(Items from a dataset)
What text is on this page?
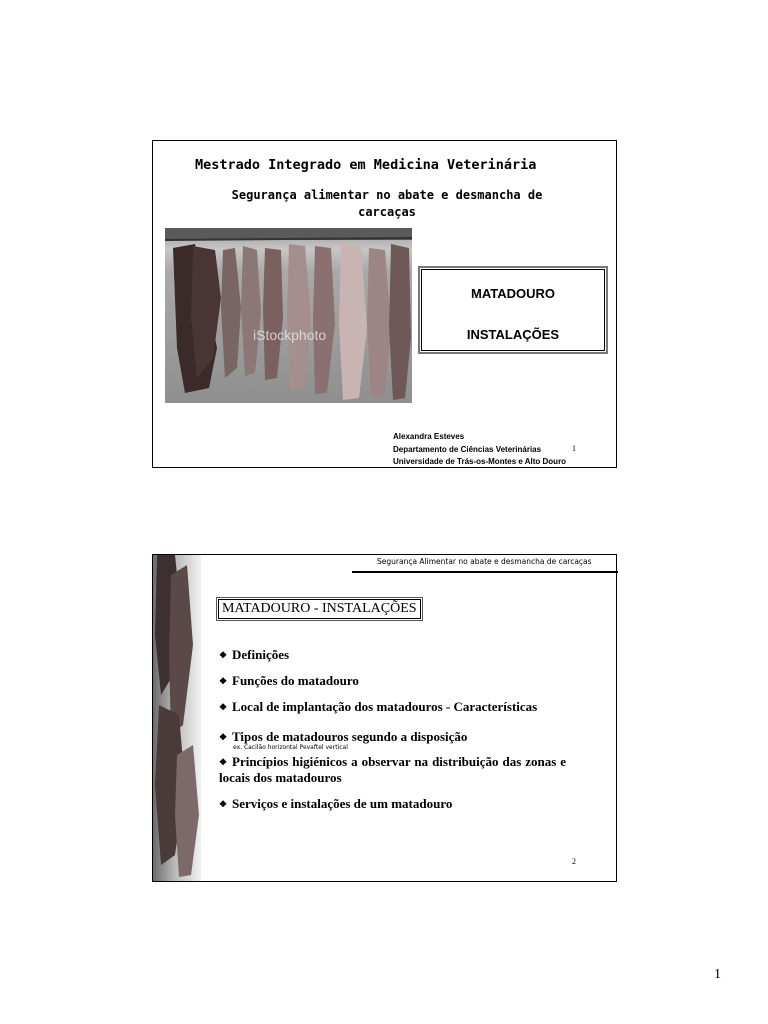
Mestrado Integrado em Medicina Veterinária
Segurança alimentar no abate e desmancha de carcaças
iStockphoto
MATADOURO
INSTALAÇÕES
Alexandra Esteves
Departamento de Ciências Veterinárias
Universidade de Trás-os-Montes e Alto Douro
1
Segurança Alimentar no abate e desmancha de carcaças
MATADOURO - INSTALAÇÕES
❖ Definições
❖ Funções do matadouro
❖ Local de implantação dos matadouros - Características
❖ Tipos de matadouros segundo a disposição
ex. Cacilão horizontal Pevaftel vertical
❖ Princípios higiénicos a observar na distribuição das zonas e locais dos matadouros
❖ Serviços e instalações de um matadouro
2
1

---

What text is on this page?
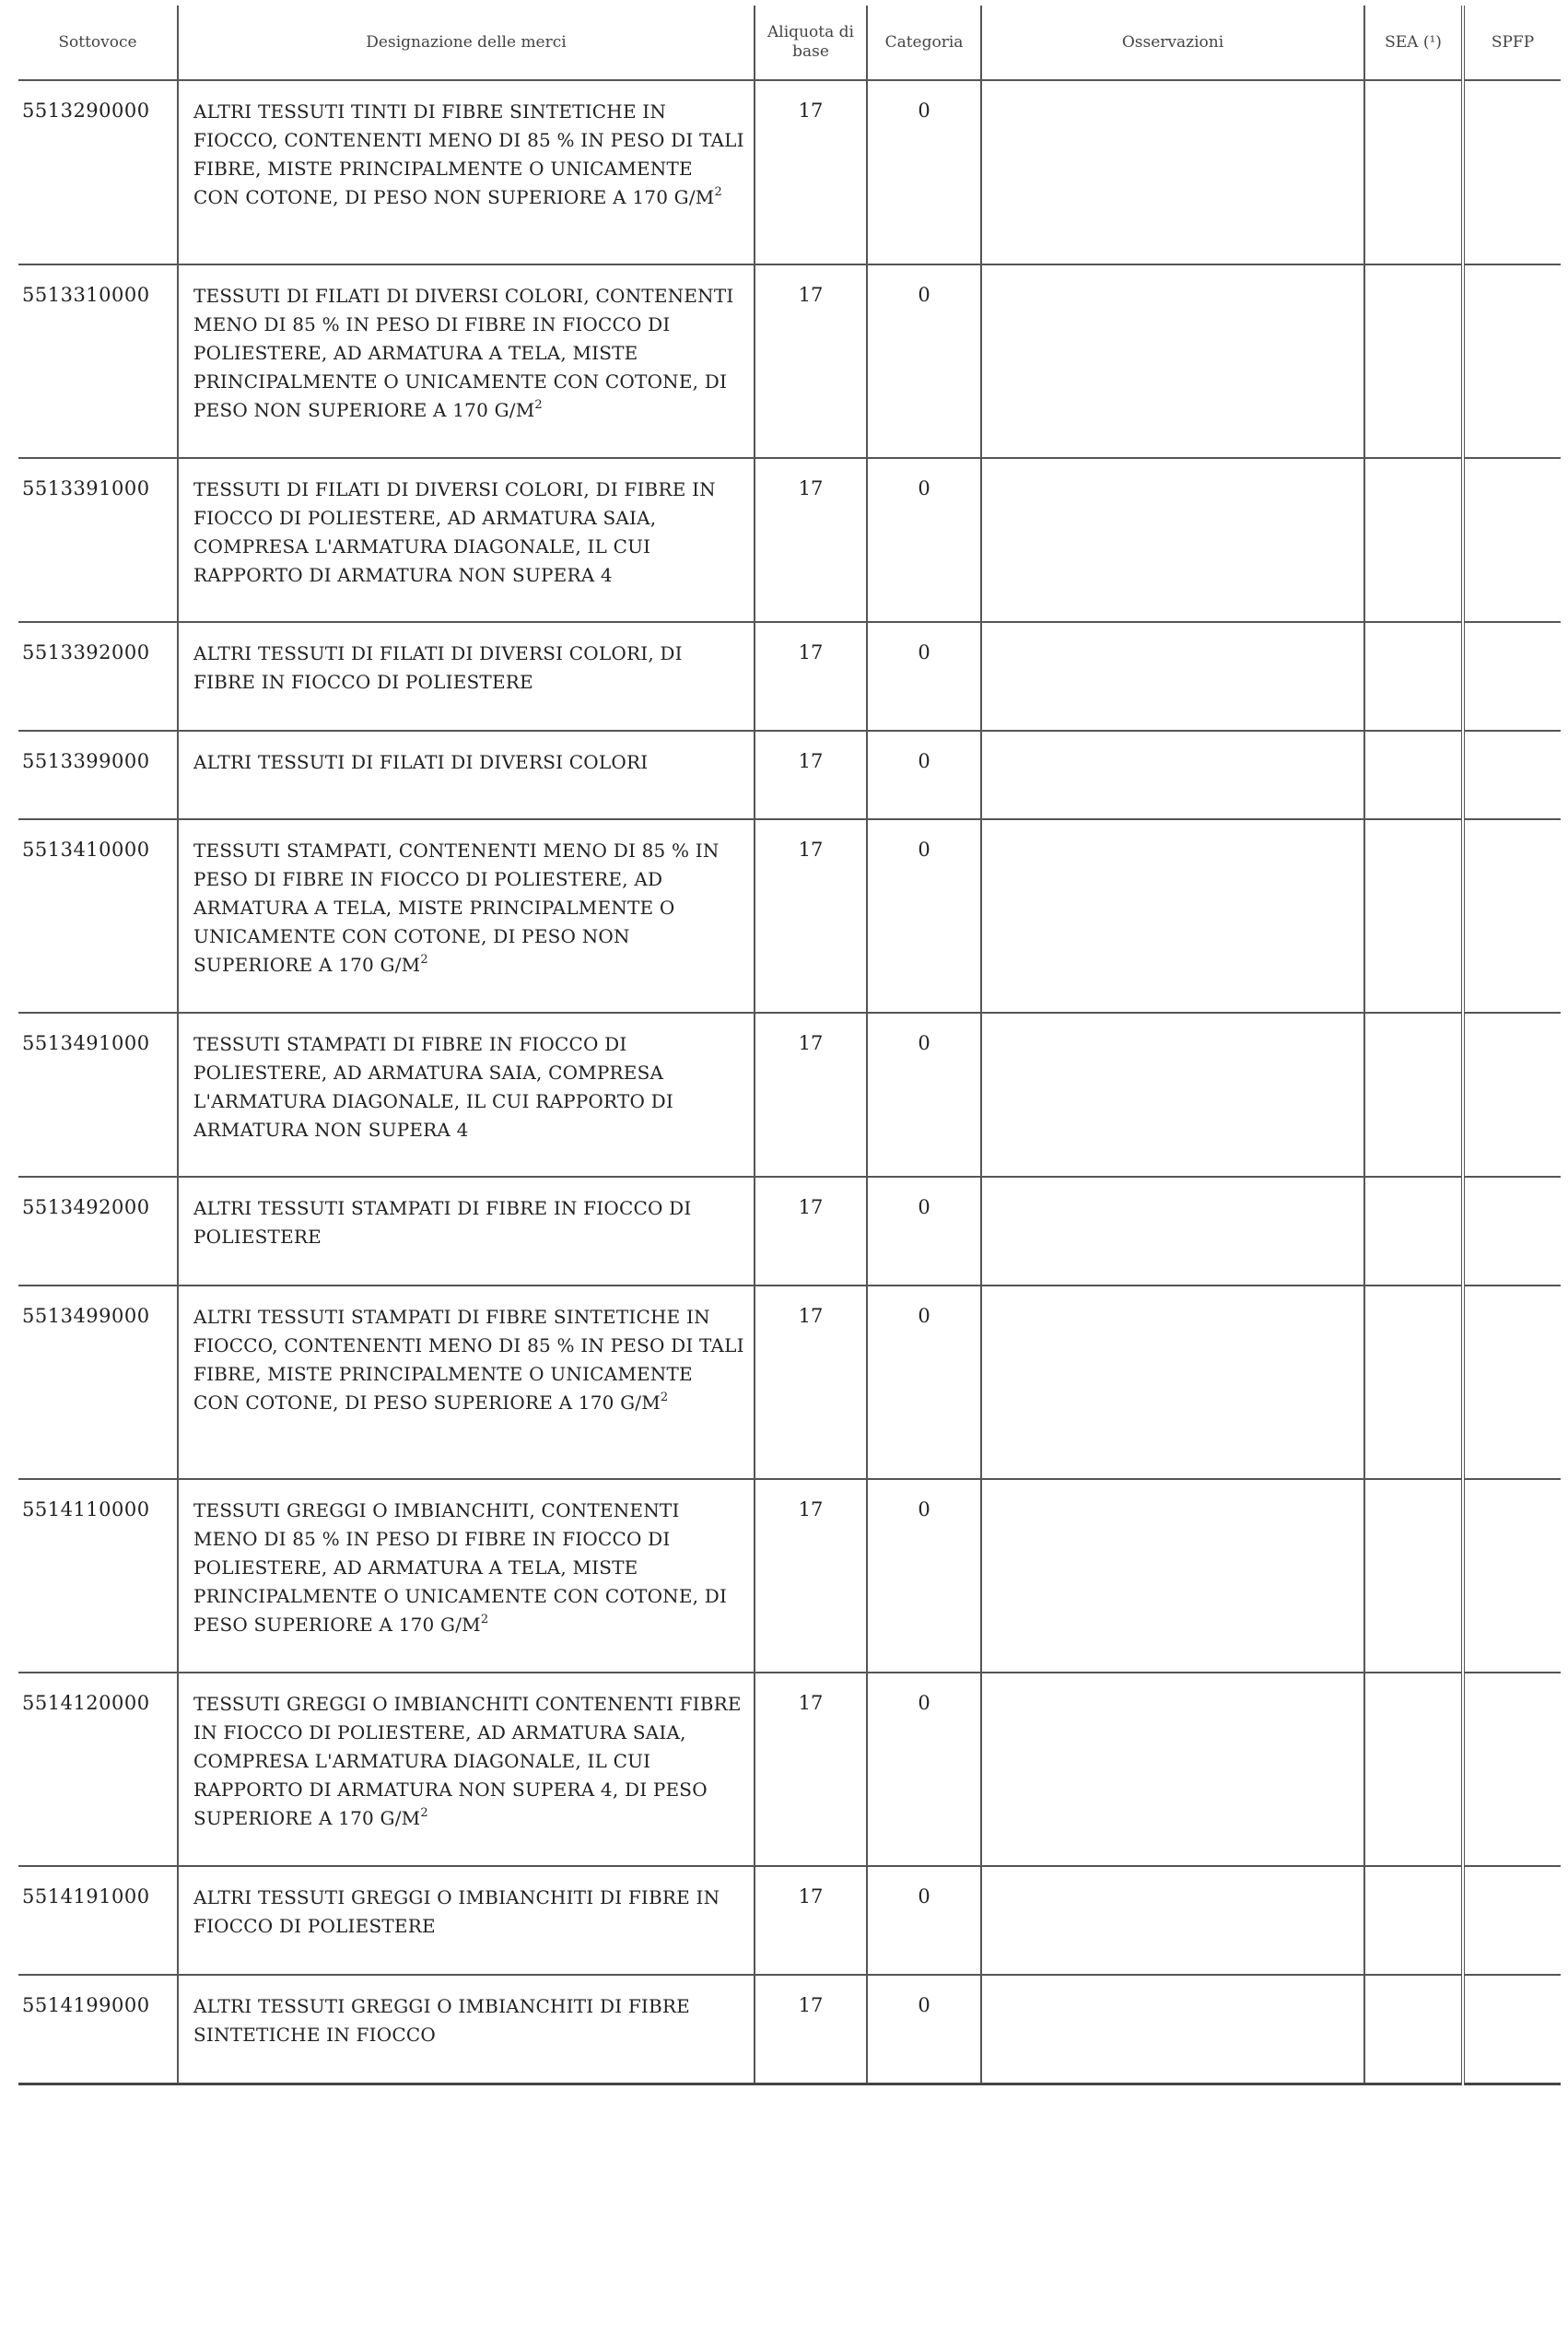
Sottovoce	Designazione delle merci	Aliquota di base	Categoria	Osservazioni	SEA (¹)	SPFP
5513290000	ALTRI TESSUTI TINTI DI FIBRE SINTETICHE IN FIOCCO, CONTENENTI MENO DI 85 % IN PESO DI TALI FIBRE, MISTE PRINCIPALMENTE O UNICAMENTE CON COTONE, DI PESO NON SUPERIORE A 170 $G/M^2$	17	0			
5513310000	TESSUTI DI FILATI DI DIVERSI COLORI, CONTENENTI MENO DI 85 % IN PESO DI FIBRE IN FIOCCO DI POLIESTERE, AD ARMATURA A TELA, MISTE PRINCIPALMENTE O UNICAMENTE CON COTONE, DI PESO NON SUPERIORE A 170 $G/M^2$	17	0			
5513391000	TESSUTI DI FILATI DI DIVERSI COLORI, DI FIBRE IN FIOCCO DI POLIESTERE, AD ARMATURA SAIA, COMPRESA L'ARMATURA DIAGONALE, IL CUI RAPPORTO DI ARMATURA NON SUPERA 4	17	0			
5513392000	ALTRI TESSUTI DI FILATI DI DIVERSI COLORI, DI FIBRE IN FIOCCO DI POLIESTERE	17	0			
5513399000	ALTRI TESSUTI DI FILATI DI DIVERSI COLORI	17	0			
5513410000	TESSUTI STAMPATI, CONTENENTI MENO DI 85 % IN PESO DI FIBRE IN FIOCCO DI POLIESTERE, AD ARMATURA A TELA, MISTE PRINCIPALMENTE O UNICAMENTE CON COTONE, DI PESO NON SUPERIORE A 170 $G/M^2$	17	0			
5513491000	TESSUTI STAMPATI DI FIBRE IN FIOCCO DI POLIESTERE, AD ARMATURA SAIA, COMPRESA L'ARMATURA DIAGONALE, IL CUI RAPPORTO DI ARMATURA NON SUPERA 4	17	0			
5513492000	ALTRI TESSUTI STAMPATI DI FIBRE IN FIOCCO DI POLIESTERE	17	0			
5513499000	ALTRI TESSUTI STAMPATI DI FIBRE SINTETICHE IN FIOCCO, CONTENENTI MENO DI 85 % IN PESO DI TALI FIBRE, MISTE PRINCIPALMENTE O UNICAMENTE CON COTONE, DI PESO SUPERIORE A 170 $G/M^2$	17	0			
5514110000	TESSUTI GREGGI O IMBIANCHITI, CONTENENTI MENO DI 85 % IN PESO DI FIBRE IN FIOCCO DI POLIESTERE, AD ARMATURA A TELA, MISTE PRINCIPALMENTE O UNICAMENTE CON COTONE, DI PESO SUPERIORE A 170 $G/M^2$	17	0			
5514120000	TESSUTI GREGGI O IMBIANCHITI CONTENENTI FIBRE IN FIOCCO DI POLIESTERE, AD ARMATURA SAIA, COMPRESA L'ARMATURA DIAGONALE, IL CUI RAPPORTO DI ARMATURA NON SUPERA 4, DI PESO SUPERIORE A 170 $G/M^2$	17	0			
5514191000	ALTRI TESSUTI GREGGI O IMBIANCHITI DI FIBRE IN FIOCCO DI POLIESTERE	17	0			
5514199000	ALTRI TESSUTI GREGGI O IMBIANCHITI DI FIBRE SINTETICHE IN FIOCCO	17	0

...

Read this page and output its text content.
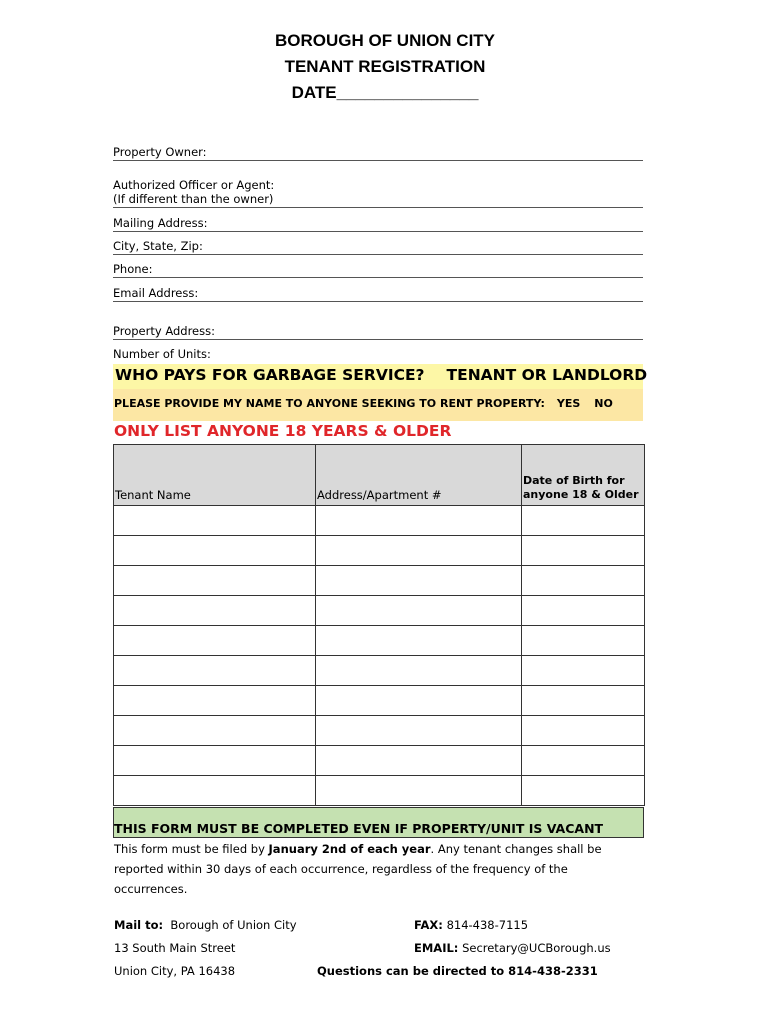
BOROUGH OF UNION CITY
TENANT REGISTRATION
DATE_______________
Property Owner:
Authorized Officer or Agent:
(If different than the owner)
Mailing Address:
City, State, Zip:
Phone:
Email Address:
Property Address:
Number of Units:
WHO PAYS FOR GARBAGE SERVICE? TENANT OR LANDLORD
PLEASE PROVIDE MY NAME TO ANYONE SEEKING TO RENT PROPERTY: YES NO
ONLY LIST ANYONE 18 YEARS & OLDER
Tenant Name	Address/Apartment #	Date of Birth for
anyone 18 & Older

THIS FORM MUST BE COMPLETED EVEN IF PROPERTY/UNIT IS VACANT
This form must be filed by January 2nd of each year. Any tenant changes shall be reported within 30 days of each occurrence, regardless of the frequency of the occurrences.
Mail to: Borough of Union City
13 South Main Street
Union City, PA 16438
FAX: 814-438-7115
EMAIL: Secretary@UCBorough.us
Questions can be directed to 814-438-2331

* [Given task]: Search the lines above for the string "carcaças", then show every one that has it.

* [Worked answer]:
Segurança alimentar no abate e desmancha de carcaças
Segurança Alimentar no abate e desmancha de carcaças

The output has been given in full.